TASK GOAL: Omit the pictures, please, and give each record below again exactly.

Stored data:
# # # # #

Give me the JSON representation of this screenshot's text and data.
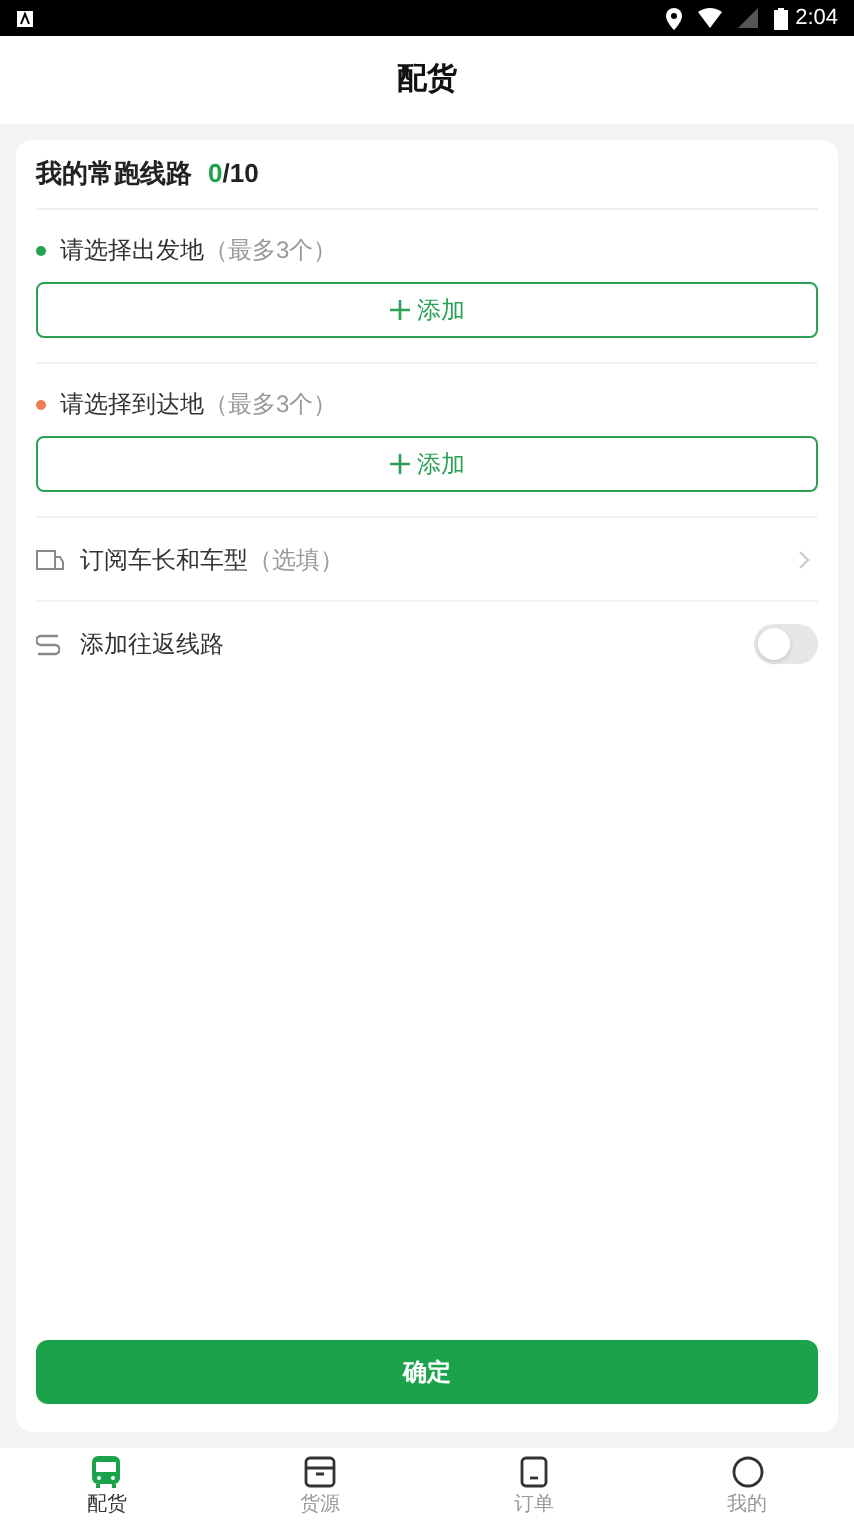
{
  "status_bar": {
    "time": "2:04"
  },
  "header": {
    "title": "配货"
  },
  "routes": {
    "title": "我的常跑线路",
    "count": "0",
    "total": "/10"
  },
  "pickers": [
    {
      "label": "请选择出发地",
      "hint": "（最多3个）",
      "color": "#22a350",
      "button": "添加"
    },
    {
      "label": "请选择到达地",
      "hint": "（最多3个）",
      "color": "#f07c4f",
      "button": "添加"
    }
  ],
  "options": [
    {
      "kind": "link",
      "label": "订阅车长和车型",
      "hint": "（选填）"
    },
    {
      "kind": "toggle",
      "label": "添加往返线路",
      "on": false
    }
  ],
  "confirm": "确定",
  "tabs": [
    {
      "label": "配货",
      "selected": true
    },
    {
      "label": "货源",
      "selected": false
    },
    {
      "label": "订单",
      "selected": false
    },
    {
      "label": "我的",
      "selected": false
    }
  ]
}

# # # # #

THE SOLUTION:
Give me the JSON representation of this screenshot's text and data.
{
  "status_bar": {
    "time": "2:04"
  },
  "header": {
    "title": "配货"
  },
  "routes": {
    "title": "我的常跑线路",
    "count": "0",
    "total": "/10"
  },
  "pickers": [
    {
      "label": "请选择出发地",
      "hint": "（最多3个）",
      "color": "#22a350",
      "button": "添加"
    },
    {
      "label": "请选择到达地",
      "hint": "（最多3个）",
      "color": "#f07c4f",
      "button": "添加"
    }
  ],
  "options": [
    {
      "kind": "link",
      "label": "订阅车长和车型",
      "hint": "（选填）"
    },
    {
      "kind": "toggle",
      "label": "添加往返线路",
      "on": false
    }
  ],
  "confirm": "确定",
  "tabs": [
    {
      "label": "配货",
      "selected": true
    },
    {
      "label": "货源",
      "selected": false
    },
    {
      "label": "订单",
      "selected": false
    },
    {
      "label": "我的",
      "selected": false
    }
  ]
}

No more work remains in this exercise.